- _Written problem_
Write out all the entries word for word, but skip any images.

- _Exercise materials_
=====

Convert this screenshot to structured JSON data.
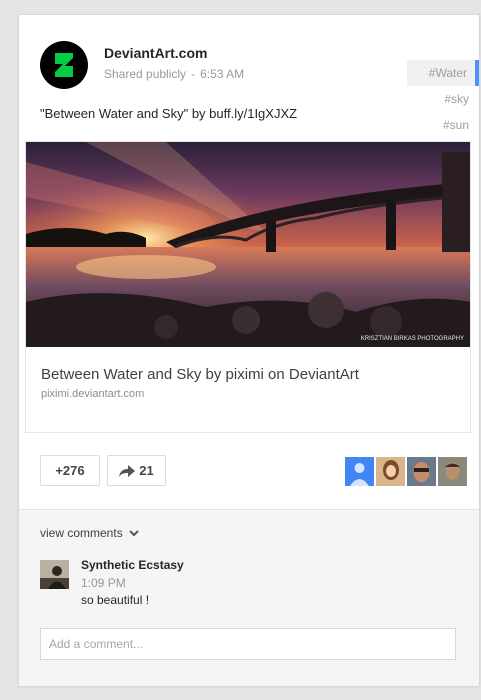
{
  "post": {
    "author": "DeviantArt.com",
    "visibility": "Shared publicly",
    "separator": "-",
    "time": "6:53 AM",
    "tags": [
      "#Water",
      "#sky",
      "#sun"
    ],
    "text": "\"Between Water and Sky\" by buff.ly/1IgXJXZ",
    "logo_icon": "deviantart-logo-icon",
    "colors": {
      "brand": "#05cc47",
      "tag_accent": "#4d90fe"
    }
  },
  "attachment": {
    "title": "Between Water and Sky by piximi on DeviantArt",
    "domain": "piximi.deviantart.com",
    "watermark": "KRISZTIAN BIRKAS PHOTOGRAPHY"
  },
  "actions": {
    "plus_count": "+276",
    "share_count": "21",
    "share_icon": "share-arrow-icon"
  },
  "comments": {
    "view_label": "view comments",
    "items": [
      {
        "author": "Synthetic Ecstasy",
        "time": "1:09 PM",
        "text": "so beautiful !"
      }
    ],
    "add_placeholder": "Add a comment..."
  }
}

=====

- _Task answer_
Convert this screenshot to structured JSON data.
{
  "post": {
    "author": "DeviantArt.com",
    "visibility": "Shared publicly",
    "separator": "-",
    "time": "6:53 AM",
    "tags": [
      "#Water",
      "#sky",
      "#sun"
    ],
    "text": "\"Between Water and Sky\" by buff.ly/1IgXJXZ",
    "logo_icon": "deviantart-logo-icon",
    "colors": {
      "brand": "#05cc47",
      "tag_accent": "#4d90fe"
    }
  },
  "attachment": {
    "title": "Between Water and Sky by piximi on DeviantArt",
    "domain": "piximi.deviantart.com",
    "watermark": "KRISZTIAN BIRKAS PHOTOGRAPHY"
  },
  "actions": {
    "plus_count": "+276",
    "share_count": "21",
    "share_icon": "share-arrow-icon"
  },
  "comments": {
    "view_label": "view comments",
    "items": [
      {
        "author": "Synthetic Ecstasy",
        "time": "1:09 PM",
        "text": "so beautiful !"
      }
    ],
    "add_placeholder": "Add a comment..."
  }
}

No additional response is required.